BRIEF: A line counts if it contains the word "article" at least once. State how many such lines the records contain, giving the number alone.

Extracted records
◆ ◆ ◆

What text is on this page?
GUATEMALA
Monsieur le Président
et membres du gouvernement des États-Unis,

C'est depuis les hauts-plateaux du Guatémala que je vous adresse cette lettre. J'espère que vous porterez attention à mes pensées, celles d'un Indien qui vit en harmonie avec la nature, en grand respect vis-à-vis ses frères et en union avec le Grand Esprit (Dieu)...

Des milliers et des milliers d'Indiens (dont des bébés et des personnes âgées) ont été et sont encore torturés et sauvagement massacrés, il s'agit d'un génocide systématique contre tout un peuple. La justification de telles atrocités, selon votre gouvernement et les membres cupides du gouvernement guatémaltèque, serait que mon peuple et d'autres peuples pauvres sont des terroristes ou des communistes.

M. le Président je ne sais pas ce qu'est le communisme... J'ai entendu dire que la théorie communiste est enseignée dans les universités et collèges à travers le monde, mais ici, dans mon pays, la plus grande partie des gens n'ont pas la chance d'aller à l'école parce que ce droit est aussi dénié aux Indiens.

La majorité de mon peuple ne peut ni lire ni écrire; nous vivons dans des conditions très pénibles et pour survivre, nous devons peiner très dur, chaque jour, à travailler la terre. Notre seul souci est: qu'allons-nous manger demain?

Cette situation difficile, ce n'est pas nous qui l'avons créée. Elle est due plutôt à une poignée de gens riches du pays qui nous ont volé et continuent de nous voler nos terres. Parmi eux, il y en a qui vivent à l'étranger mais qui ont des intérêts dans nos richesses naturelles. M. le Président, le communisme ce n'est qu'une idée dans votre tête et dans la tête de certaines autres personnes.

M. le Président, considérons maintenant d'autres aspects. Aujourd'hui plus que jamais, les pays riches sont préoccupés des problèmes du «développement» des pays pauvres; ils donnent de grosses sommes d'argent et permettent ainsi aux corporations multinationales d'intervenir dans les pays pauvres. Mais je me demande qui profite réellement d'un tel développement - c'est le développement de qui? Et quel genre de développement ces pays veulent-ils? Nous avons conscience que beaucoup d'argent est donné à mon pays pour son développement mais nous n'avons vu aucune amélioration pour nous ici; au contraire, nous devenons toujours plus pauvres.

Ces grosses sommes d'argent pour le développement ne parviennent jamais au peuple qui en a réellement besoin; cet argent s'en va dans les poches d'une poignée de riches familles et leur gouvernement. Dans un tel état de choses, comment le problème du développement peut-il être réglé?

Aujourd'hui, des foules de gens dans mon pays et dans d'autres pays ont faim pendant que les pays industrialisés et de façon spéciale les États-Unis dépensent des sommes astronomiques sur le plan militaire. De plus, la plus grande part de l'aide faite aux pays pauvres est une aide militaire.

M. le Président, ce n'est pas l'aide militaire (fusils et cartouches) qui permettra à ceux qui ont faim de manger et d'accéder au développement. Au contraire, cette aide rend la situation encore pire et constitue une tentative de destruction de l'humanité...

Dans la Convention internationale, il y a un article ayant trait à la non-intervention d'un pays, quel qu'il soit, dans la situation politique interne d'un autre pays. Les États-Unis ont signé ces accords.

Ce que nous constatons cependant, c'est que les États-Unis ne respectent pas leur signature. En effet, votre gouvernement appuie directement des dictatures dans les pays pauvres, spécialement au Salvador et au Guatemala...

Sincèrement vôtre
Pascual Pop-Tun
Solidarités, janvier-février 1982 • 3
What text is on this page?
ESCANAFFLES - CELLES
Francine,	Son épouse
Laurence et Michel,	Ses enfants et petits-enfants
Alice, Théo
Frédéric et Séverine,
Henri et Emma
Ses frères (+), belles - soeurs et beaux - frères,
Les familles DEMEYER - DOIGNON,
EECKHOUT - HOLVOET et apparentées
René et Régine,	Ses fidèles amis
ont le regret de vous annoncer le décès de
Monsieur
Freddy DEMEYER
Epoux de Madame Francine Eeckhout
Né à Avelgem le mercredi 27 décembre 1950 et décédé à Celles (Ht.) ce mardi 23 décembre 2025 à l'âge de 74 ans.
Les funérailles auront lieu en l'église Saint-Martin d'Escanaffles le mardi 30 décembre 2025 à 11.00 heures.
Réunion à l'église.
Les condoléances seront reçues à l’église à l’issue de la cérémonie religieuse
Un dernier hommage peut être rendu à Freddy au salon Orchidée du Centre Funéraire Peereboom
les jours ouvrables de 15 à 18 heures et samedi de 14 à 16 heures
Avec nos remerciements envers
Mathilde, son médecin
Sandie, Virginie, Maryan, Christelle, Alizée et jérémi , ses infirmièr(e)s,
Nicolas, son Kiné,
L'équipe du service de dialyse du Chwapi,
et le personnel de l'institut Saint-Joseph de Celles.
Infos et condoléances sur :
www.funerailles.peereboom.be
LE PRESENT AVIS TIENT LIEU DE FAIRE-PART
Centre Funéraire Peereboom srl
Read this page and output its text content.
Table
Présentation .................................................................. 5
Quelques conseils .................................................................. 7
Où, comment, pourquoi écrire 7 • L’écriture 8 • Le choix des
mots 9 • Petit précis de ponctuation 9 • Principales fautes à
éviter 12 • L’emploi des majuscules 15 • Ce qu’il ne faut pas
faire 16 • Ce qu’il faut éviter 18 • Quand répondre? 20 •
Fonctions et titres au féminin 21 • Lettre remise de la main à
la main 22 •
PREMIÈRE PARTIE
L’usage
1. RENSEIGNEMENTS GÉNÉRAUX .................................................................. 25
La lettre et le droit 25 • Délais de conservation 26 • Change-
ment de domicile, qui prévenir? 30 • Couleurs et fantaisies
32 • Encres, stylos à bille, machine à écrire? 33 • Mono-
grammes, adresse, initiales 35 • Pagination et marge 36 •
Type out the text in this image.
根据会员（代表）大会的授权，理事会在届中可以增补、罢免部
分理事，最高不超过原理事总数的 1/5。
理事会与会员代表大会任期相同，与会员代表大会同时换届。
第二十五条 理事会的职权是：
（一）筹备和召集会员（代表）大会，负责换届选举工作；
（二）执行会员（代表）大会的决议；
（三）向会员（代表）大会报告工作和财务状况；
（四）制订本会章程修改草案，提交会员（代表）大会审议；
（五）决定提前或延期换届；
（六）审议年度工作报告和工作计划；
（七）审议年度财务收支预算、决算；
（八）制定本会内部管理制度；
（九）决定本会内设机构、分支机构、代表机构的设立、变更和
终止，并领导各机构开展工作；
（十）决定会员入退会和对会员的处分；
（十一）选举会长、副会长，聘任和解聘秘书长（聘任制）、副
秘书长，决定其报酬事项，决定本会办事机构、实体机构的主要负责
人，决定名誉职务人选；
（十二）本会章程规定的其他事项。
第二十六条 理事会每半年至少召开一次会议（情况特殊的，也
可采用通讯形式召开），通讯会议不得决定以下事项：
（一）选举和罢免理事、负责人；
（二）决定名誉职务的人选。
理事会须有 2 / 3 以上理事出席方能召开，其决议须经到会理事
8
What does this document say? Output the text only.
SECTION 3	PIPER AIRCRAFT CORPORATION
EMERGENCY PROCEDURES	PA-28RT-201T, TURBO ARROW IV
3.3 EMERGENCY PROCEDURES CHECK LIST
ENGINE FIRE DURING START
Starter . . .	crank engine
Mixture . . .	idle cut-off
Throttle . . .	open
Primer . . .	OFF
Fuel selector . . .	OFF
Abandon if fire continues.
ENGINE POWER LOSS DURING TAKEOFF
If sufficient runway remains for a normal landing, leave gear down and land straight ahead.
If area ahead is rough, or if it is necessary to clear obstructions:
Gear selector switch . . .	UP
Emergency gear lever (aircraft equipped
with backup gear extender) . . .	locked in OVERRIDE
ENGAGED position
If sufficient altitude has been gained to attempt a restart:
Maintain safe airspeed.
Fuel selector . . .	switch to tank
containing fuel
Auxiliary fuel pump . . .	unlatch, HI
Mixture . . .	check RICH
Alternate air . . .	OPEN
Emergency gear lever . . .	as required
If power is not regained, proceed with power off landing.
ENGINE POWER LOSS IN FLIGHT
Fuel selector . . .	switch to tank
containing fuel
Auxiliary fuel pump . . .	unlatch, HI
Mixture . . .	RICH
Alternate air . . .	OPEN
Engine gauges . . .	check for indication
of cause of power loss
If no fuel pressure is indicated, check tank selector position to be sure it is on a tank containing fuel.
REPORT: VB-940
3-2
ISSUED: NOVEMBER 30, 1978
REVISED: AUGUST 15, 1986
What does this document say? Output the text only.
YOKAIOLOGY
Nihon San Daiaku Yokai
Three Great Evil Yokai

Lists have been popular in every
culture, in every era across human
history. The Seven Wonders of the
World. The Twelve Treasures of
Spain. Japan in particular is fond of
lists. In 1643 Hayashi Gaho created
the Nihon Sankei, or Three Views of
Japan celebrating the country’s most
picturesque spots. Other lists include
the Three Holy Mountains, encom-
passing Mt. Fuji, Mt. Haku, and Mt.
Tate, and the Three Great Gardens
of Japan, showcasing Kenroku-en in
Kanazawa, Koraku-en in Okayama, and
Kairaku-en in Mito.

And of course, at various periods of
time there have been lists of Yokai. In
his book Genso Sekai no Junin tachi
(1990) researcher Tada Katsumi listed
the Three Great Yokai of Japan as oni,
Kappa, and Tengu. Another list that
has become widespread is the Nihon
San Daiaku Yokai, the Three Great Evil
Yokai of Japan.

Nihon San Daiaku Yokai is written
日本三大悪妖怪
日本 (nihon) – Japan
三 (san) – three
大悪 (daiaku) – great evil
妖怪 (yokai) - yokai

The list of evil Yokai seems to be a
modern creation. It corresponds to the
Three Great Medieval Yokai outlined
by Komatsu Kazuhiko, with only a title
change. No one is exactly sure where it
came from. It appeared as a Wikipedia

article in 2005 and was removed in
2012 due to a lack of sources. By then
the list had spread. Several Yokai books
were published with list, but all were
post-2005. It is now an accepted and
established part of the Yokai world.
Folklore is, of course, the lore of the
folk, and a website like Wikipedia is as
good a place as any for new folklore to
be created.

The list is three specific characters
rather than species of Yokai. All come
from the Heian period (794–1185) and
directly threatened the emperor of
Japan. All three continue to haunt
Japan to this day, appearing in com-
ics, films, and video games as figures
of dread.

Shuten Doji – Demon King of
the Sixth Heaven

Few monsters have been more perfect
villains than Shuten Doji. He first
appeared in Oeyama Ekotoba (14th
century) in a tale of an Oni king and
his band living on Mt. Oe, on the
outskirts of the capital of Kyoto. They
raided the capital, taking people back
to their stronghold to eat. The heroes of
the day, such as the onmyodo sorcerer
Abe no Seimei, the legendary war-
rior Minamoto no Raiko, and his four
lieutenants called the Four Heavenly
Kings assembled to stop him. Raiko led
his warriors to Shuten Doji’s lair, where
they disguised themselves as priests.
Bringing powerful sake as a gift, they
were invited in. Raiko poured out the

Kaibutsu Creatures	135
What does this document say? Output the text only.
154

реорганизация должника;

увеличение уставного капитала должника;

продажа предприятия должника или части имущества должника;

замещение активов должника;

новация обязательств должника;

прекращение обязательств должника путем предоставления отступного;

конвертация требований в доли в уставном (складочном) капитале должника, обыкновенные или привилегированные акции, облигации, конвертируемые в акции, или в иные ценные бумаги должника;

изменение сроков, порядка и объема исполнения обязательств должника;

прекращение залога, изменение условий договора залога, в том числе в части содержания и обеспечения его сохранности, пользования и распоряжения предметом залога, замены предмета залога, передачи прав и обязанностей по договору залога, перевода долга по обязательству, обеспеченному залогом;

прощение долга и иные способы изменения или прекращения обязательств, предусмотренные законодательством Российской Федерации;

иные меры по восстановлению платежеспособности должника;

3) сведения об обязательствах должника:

◆ ◆ ◆

RESULT FOR THIS TASK: 2